[Items listed in a dataset]

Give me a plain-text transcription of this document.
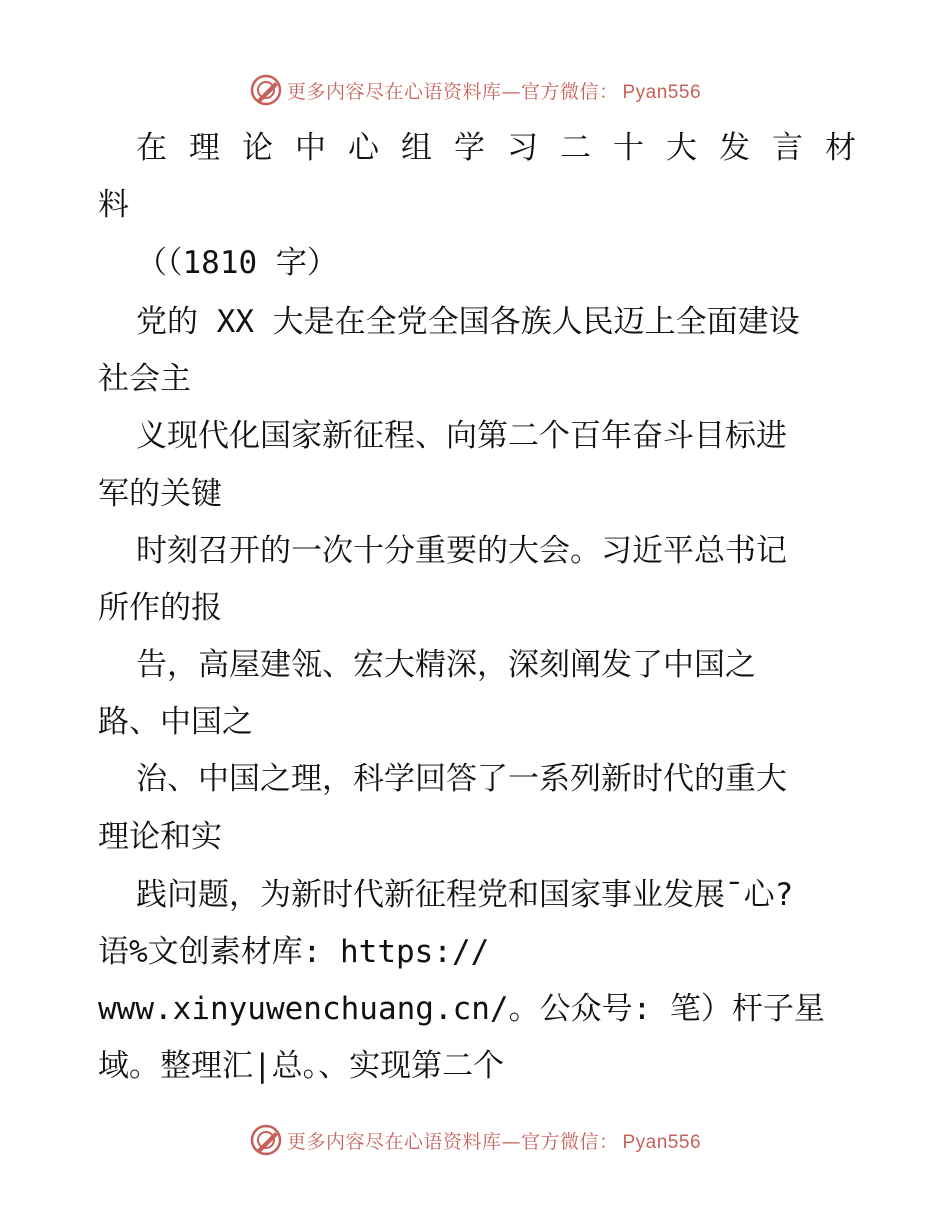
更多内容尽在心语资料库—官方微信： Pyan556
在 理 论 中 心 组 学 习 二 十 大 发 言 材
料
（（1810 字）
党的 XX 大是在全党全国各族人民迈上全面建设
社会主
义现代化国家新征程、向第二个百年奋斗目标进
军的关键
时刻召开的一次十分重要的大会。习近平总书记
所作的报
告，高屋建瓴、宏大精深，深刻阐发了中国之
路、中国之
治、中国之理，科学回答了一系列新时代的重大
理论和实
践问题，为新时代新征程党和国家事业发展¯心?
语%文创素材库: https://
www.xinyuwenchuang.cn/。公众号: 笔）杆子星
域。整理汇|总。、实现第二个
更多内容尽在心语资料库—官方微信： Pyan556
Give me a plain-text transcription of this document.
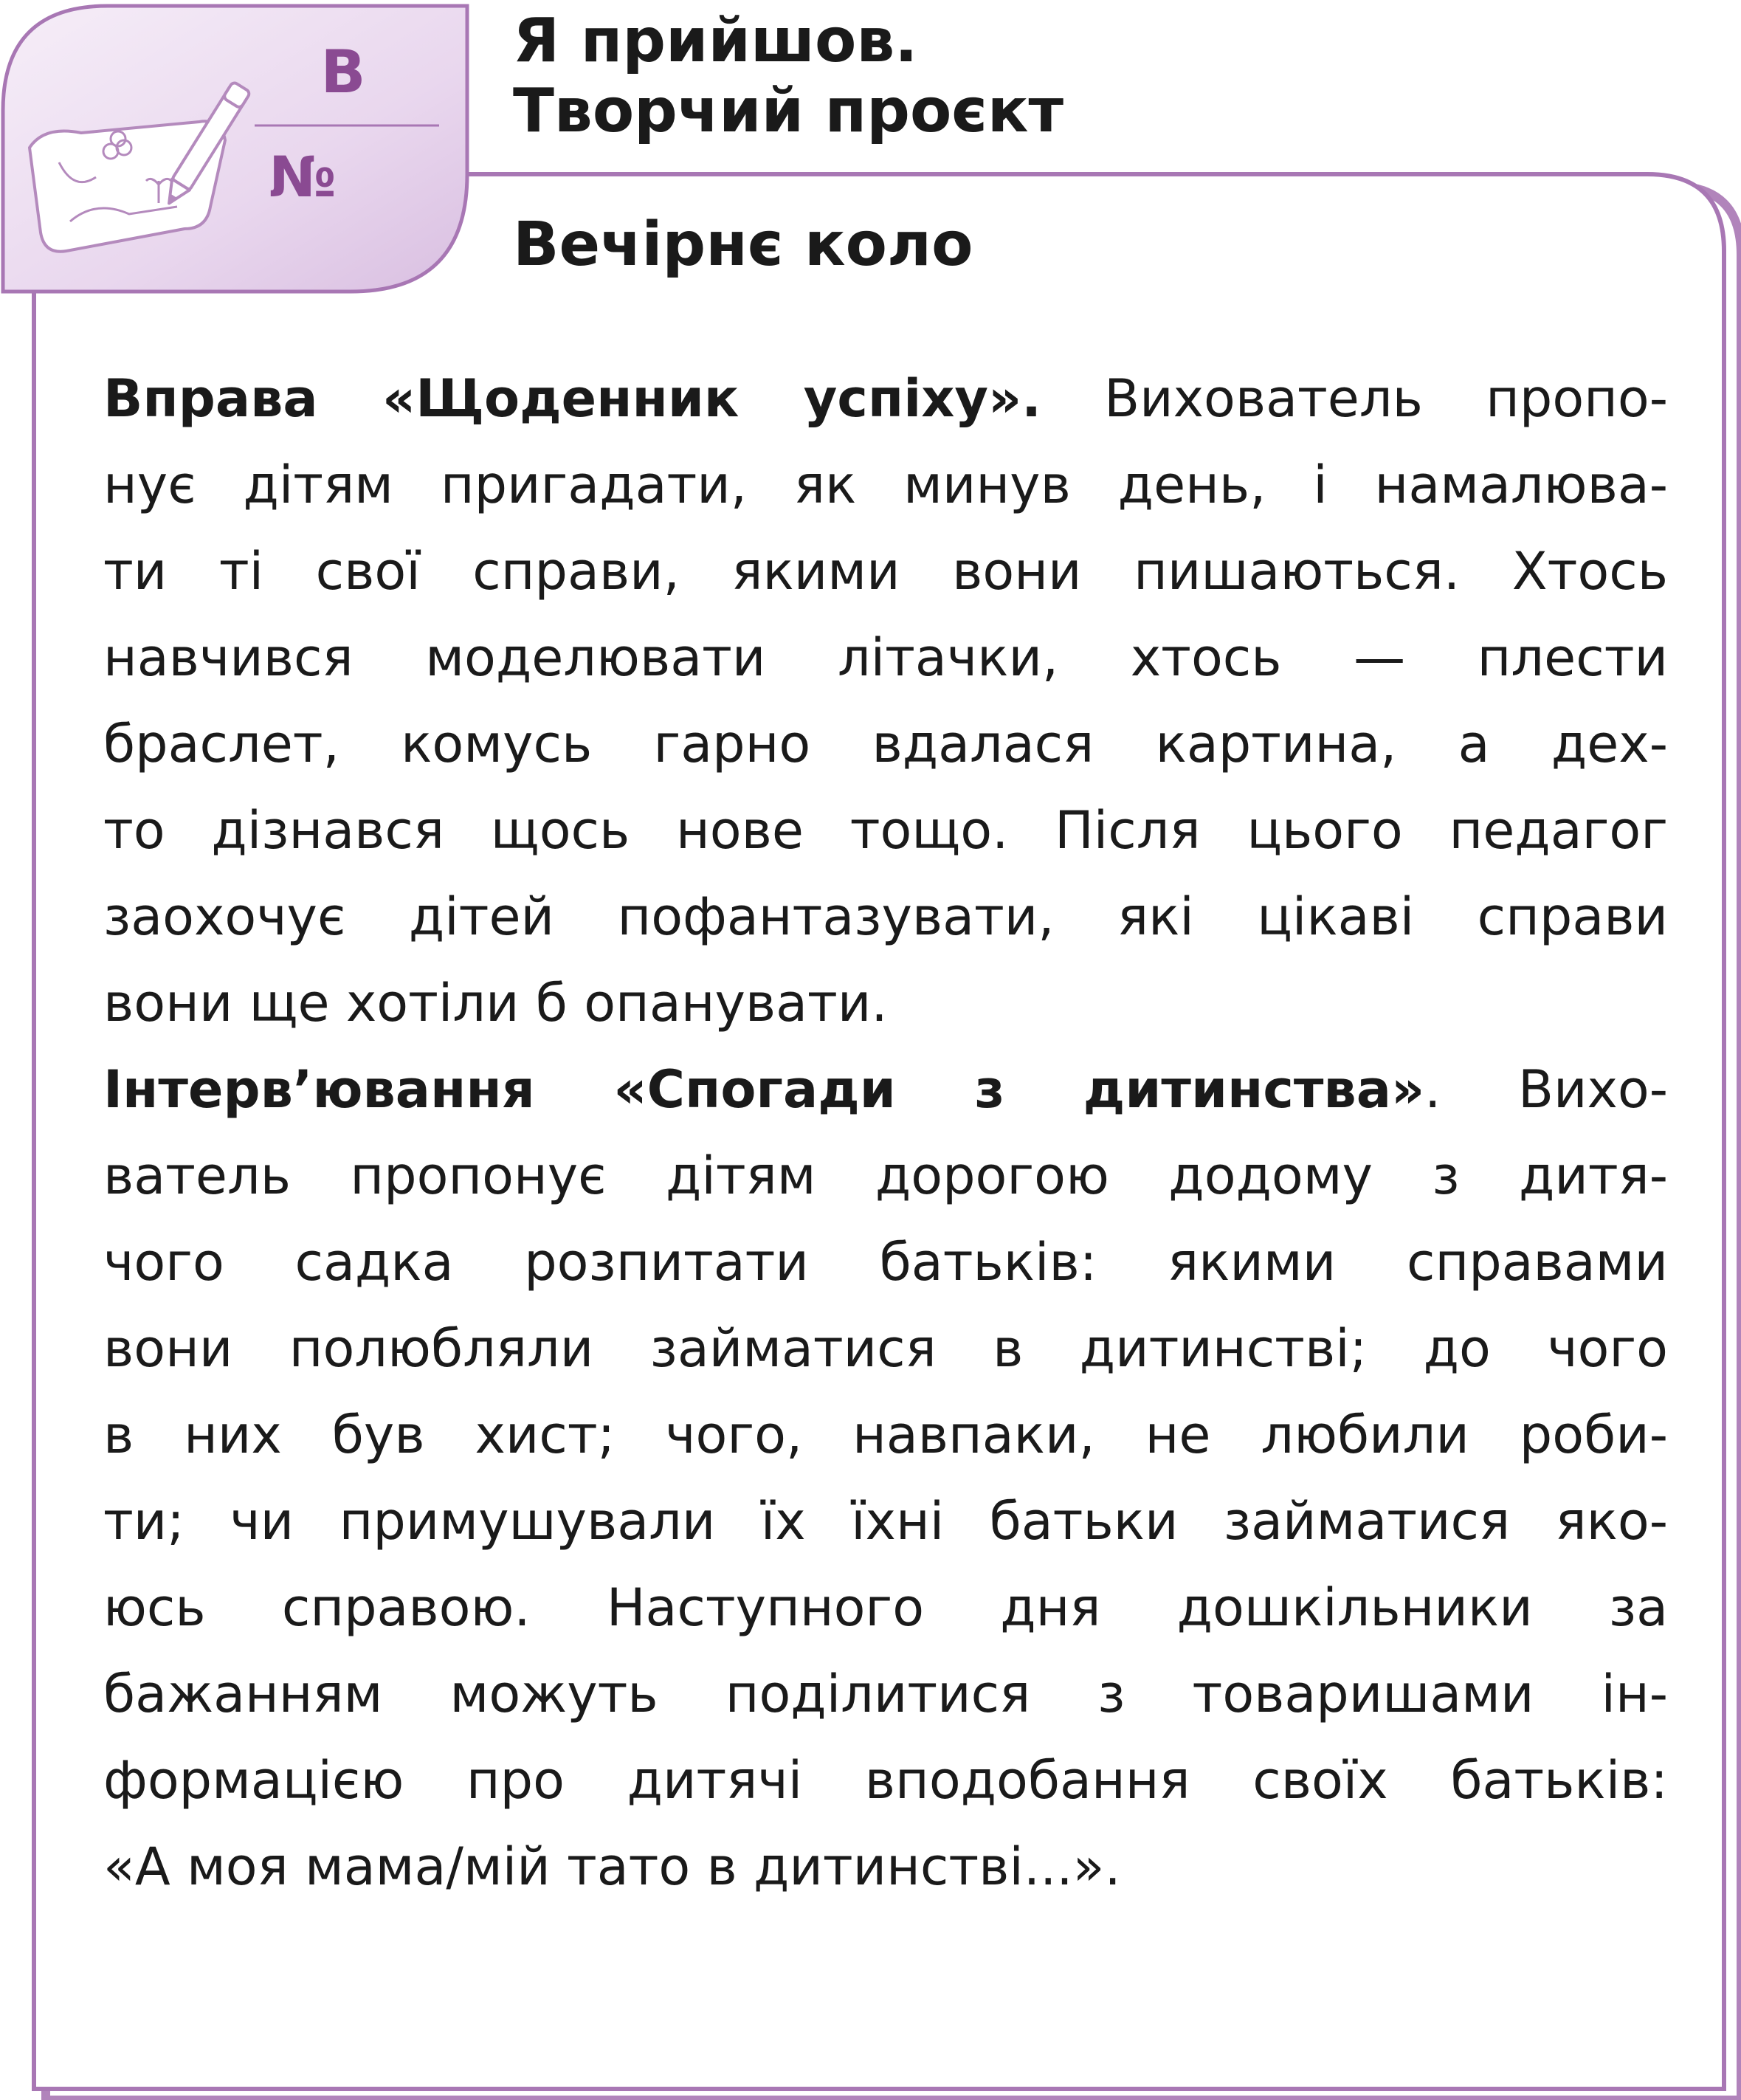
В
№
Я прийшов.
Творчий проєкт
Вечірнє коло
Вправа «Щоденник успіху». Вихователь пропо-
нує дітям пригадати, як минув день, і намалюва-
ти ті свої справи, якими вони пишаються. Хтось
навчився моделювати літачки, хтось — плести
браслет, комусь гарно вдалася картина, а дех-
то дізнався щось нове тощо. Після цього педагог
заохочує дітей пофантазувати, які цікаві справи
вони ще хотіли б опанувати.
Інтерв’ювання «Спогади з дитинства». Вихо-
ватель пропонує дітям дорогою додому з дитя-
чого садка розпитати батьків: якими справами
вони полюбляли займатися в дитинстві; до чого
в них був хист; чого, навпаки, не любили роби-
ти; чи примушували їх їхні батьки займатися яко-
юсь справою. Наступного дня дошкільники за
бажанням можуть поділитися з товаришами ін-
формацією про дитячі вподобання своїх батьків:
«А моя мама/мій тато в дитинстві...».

What is needed: Note each line of the entries that has "чого" in it, and copy those lines.

Output for this exercise:
чого садка розпитати батьків: якими справами
вони полюбляли займатися в дитинстві; до чого
в них був хист; чого, навпаки, не любили роби-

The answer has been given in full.